TASK TO COMPLETE:
Show only lines that include "JSON".

AVAILABLE DATA:
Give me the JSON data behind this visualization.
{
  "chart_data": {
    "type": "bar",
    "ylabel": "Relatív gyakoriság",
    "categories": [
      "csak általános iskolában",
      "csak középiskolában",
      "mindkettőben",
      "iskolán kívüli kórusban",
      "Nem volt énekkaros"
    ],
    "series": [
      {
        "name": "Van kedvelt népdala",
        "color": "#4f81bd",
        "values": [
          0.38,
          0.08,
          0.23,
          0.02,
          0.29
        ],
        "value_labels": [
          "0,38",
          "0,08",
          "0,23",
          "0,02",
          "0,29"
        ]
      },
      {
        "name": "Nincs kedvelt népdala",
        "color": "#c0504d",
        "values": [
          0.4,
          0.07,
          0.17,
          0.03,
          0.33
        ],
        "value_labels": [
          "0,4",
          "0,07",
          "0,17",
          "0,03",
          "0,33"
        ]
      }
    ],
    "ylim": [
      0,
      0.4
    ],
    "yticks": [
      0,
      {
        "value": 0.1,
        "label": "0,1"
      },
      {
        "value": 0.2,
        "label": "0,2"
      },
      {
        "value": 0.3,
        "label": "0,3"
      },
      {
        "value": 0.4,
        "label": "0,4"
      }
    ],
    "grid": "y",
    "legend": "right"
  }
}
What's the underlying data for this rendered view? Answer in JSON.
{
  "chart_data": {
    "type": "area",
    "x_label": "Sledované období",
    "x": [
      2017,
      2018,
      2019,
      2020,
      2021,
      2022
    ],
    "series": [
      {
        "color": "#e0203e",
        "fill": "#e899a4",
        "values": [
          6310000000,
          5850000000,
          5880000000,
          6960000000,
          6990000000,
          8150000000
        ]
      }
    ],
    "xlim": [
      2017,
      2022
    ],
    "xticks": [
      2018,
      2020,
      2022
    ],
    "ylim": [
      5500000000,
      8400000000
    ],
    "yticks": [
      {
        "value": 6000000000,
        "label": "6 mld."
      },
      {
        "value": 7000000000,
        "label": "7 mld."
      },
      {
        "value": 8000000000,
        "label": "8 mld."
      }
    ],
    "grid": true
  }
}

SOLUTION TO THE PROBLEM:
Give me the JSON data behind this visualization.
What's the underlying data for this rendered view? Answer in JSON.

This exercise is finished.